DATA SUPPLIED:
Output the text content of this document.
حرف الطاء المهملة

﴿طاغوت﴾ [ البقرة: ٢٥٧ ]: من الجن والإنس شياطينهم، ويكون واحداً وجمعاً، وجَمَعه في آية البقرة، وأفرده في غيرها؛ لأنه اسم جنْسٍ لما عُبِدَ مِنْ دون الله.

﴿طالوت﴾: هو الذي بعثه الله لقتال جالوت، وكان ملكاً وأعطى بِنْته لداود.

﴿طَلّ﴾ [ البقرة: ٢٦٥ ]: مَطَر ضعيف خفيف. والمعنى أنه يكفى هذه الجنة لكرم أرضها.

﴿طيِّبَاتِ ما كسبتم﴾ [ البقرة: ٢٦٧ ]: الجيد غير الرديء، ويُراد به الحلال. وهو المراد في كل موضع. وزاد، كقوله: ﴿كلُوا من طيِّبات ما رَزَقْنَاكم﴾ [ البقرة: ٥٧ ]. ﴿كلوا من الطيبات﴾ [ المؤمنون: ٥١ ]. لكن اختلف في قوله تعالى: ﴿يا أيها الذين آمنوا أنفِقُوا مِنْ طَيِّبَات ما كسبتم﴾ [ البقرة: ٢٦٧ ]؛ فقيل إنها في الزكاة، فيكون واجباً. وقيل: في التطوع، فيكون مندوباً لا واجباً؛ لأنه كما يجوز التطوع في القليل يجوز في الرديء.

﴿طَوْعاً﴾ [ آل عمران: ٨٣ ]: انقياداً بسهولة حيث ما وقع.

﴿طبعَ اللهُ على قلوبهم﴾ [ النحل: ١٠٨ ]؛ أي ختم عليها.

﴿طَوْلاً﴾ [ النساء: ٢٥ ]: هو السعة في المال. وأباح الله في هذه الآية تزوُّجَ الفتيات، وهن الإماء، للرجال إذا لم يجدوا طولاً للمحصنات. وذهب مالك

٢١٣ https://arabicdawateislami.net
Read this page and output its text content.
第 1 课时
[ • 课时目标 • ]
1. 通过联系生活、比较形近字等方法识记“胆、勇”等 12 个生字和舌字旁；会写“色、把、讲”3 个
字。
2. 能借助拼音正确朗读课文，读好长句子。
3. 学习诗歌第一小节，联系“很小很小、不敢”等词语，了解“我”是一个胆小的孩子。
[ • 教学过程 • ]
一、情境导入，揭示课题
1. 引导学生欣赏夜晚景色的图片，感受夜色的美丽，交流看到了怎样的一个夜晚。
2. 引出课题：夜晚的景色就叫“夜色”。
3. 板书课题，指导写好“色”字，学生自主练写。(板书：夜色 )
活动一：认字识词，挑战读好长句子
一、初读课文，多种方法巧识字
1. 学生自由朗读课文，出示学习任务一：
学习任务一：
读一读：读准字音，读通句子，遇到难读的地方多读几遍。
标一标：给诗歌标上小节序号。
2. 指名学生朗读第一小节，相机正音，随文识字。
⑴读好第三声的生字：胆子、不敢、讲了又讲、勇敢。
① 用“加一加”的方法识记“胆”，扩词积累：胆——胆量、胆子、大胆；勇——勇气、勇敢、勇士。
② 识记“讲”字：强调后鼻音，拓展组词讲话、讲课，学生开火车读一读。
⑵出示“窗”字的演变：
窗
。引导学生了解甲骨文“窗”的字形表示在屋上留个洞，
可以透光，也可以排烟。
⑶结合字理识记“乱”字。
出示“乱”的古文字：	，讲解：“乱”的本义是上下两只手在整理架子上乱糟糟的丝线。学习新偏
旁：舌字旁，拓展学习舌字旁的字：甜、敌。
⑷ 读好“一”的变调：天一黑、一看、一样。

WHAT THE EXERCISE ASKS:
Set down, exactly and in full, the lines from the one containing "Read this page and output its text content." through the end of the entries; no other line belongs.

RESULT BELOW:
Read this page and output its text content.
第 1 课时
[ • 课时目标 • ]
1. 通过联系生活、比较形近字等方法识记“胆、勇”等 12 个生字和舌字旁；会写“色、把、讲”3 个
字。
2. 能借助拼音正确朗读课文，读好长句子。
3. 学习诗歌第一小节，联系“很小很小、不敢”等词语，了解“我”是一个胆小的孩子。
[ • 教学过程 • ]
一、情境导入，揭示课题
1. 引导学生欣赏夜晚景色的图片，感受夜色的美丽，交流看到了怎样的一个夜晚。
2. 引出课题：夜晚的景色就叫“夜色”。
3. 板书课题，指导写好“色”字，学生自主练写。(板书：夜色 )
活动一：认字识词，挑战读好长句子
一、初读课文，多种方法巧识字
1. 学生自由朗读课文，出示学习任务一：
学习任务一：
读一读：读准字音，读通句子，遇到难读的地方多读几遍。
标一标：给诗歌标上小节序号。
2. 指名学生朗读第一小节，相机正音，随文识字。
⑴读好第三声的生字：胆子、不敢、讲了又讲、勇敢。
① 用“加一加”的方法识记“胆”，扩词积累：胆——胆量、胆子、大胆；勇——勇气、勇敢、勇士。
② 识记“讲”字：强调后鼻音，拓展组词讲话、讲课，学生开火车读一读。
⑵出示“窗”字的演变：
窗
。引导学生了解甲骨文“窗”的字形表示在屋上留个洞，
可以透光，也可以排烟。
⑶结合字理识记“乱”字。
出示“乱”的古文字：	，讲解：“乱”的本义是上下两只手在整理架子上乱糟糟的丝线。学习新偏
旁：舌字旁，拓展学习舌字旁的字：甜、敌。
⑷ 读好“一”的变调：天一黑、一看、一样。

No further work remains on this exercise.